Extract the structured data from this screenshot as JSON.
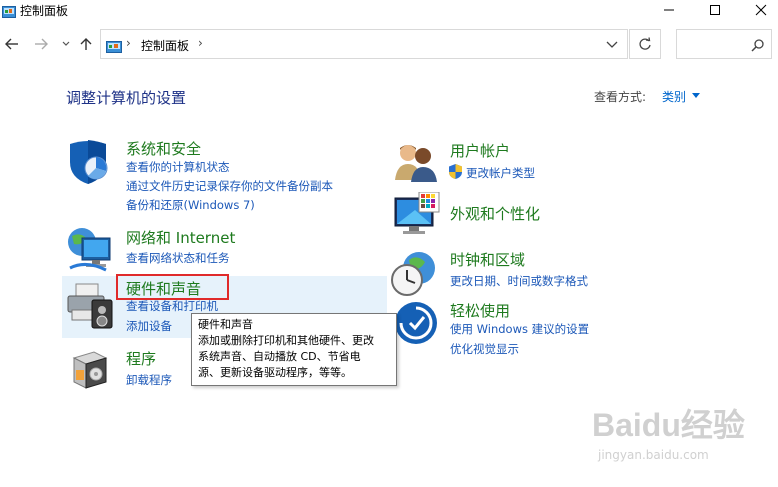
{
  "window": {
    "title": "控制面板",
    "min_icon": "minimize-icon",
    "max_icon": "maximize-icon",
    "close_icon": "close-icon"
  },
  "nav": {
    "address_path": "控制面板",
    "search_placeholder": ""
  },
  "heading": {
    "title": "调整计算机的设置",
    "view_by_label": "查看方式:",
    "view_by_value": "类别"
  },
  "categories": [
    {
      "title": "系统和安全",
      "icon": "shield-icon",
      "links": [
        "查看你的计算机状态",
        "通过文件历史记录保存你的文件备份副本",
        "备份和还原(Windows 7)"
      ]
    },
    {
      "title": "网络和 Internet",
      "icon": "network-globe-icon",
      "links": [
        "查看网络状态和任务"
      ]
    },
    {
      "title": "硬件和声音",
      "icon": "printer-speaker-icon",
      "links": [
        "查看设备和打印机",
        "添加设备"
      ]
    },
    {
      "title": "程序",
      "icon": "programs-box-icon",
      "links": [
        "卸载程序"
      ]
    },
    {
      "title": "用户帐户",
      "icon": "users-icon",
      "links": [
        "更改帐户类型"
      ]
    },
    {
      "title": "外观和个性化",
      "icon": "monitor-palette-icon",
      "links": []
    },
    {
      "title": "时钟和区域",
      "icon": "clock-globe-icon",
      "links": [
        "更改日期、时间或数字格式"
      ]
    },
    {
      "title": "轻松使用",
      "icon": "ease-of-access-icon",
      "links": [
        "使用 Windows 建议的设置",
        "优化视觉显示"
      ]
    }
  ],
  "tooltip": {
    "title": "硬件和声音",
    "line1": "添加或删除打印机和其他硬件、更改",
    "line2": "系统声音、自动播放 CD、节省电",
    "line3": "源、更新设备驱动程序，等等。"
  },
  "watermark": {
    "main": "Baidu经验",
    "sub": "jingyan.baidu.com"
  },
  "colors": {
    "title_green": "#1e7a1e",
    "link_blue": "#1c58b8",
    "heading_blue": "#1e3287",
    "highlight": "#e02a2a"
  }
}
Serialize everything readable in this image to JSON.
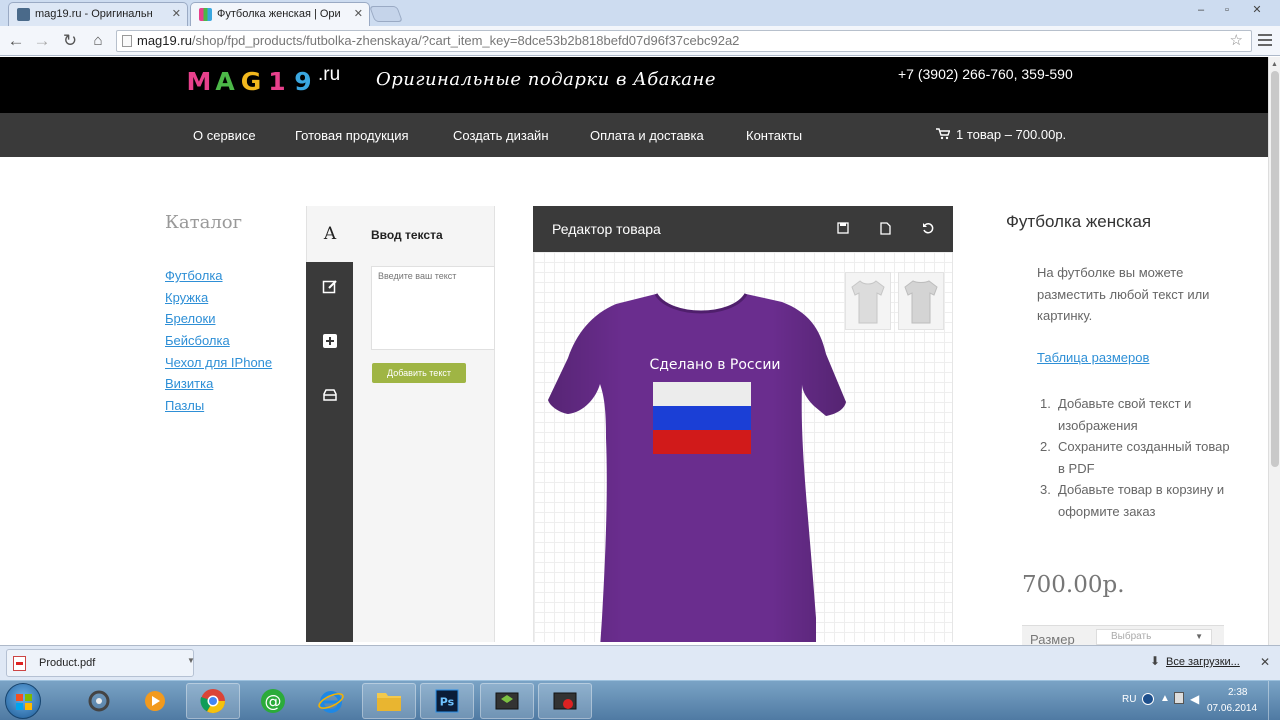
{
  "browser": {
    "tabs": [
      {
        "title": "mag19.ru - Оригинальн",
        "active": false
      },
      {
        "title": "Футболка женская | Ори",
        "active": true
      }
    ],
    "url_host": "mag19.ru",
    "url_path": "/shop/fpd_products/futbolka-zhenskaya/?cart_item_key=8dce53b2b818befd07d96f37cebc92a2",
    "window_controls": {
      "minimize": "–",
      "restore": "▫",
      "close": "✕"
    }
  },
  "header": {
    "logo_letters": [
      "M",
      "A",
      "G",
      "1",
      "9"
    ],
    "logo_colors": [
      "#e8408c",
      "#4cb848",
      "#f2b81d",
      "#e8408c",
      "#3aa7e0"
    ],
    "logo_suffix": ".ru",
    "tagline": "Оригинальные подарки в Абакане",
    "phone": "+7 (3902) 266-760, 359-590"
  },
  "nav": {
    "items": [
      "О сервисе",
      "Готовая продукция",
      "Создать дизайн",
      "Оплата и доставка",
      "Контакты"
    ],
    "cart": "1 товар – 700.00р."
  },
  "catalog": {
    "title": "Каталог",
    "links": [
      "Футболка",
      "Кружка",
      "Брелоки",
      "Бейсболка",
      "Чехол для IPhone",
      "Визитка",
      "Пазлы"
    ]
  },
  "text_panel": {
    "tool_letter": "A",
    "title": "Ввод текста",
    "placeholder": "Введите ваш текст",
    "add_button": "Добавить текст"
  },
  "editor": {
    "title": "Редактор товара",
    "design_text": "Сделано в России",
    "shirt_color": "#6a2d8e",
    "flag_colors": [
      "#ececec",
      "#1b3fd6",
      "#d11a1a"
    ]
  },
  "product": {
    "name": "Футболка женская",
    "description": "На футболке вы можете разместить любой текст или картинку.",
    "size_table_link": "Таблица размеров",
    "steps": [
      "Добавьте свой текст и изображения",
      "Сохраните созданный товар в PDF",
      "Добавьте товар в корзину и оформите заказ"
    ],
    "price": "700.00р.",
    "size_label": "Размер",
    "size_selected": "Выбрать"
  },
  "downloads": {
    "file": "Product.pdf",
    "all_link": "Все загрузки..."
  },
  "taskbar": {
    "lang": "RU",
    "time": "2:38",
    "date": "07.06.2014"
  }
}
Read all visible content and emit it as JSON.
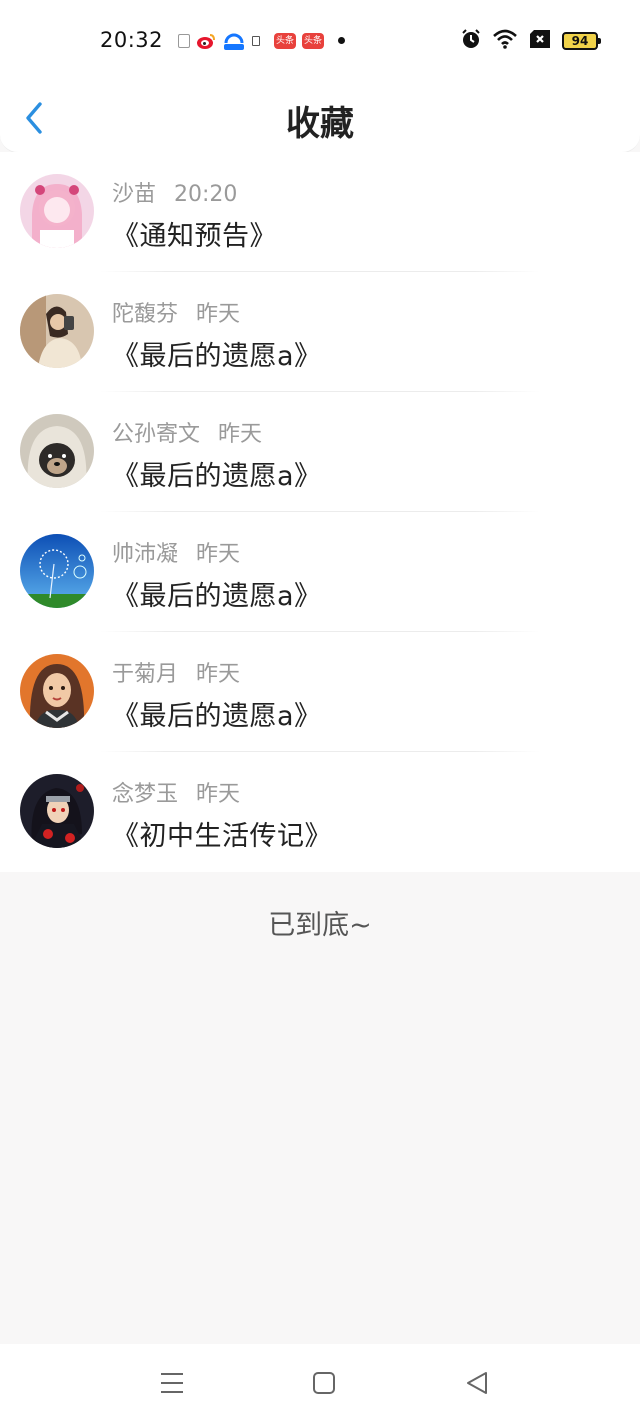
{
  "status_bar": {
    "time": "20:32",
    "battery": "94",
    "icons": [
      "notification-icon",
      "weibo-icon",
      "alipay-icon",
      "toutiao-icon",
      "toutiao-icon",
      "alarm-icon",
      "wifi-icon",
      "sim-off-icon",
      "battery-icon"
    ],
    "app_badge_1": "头条",
    "app_badge_2": "头条"
  },
  "header": {
    "title": "收藏",
    "back_icon": "chevron-left-icon"
  },
  "items": [
    {
      "name": "沙苗",
      "time": "20:20",
      "title": "《通知预告》"
    },
    {
      "name": "陀馥芬",
      "time": "昨天",
      "title": "《最后的遗愿a》"
    },
    {
      "name": "公孙寄文",
      "time": "昨天",
      "title": "《最后的遗愿a》"
    },
    {
      "name": "帅沛凝",
      "time": "昨天",
      "title": "《最后的遗愿a》"
    },
    {
      "name": "于菊月",
      "time": "昨天",
      "title": "《最后的遗愿a》"
    },
    {
      "name": "念梦玉",
      "time": "昨天",
      "title": "《初中生活传记》"
    }
  ],
  "footer": {
    "end_text": "已到底~"
  },
  "nav": {
    "icons": [
      "menu-icon",
      "home-square-icon",
      "back-triangle-icon"
    ]
  },
  "colors": {
    "accent": "#2b8fe0",
    "background": "#f8f7f7",
    "meta_text": "#9a9a9a"
  }
}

Written exercise
List each line of the entries that holds the string "globe".

The result
      "icon": "network-globe-icon",
      "icon": "clock-globe-icon",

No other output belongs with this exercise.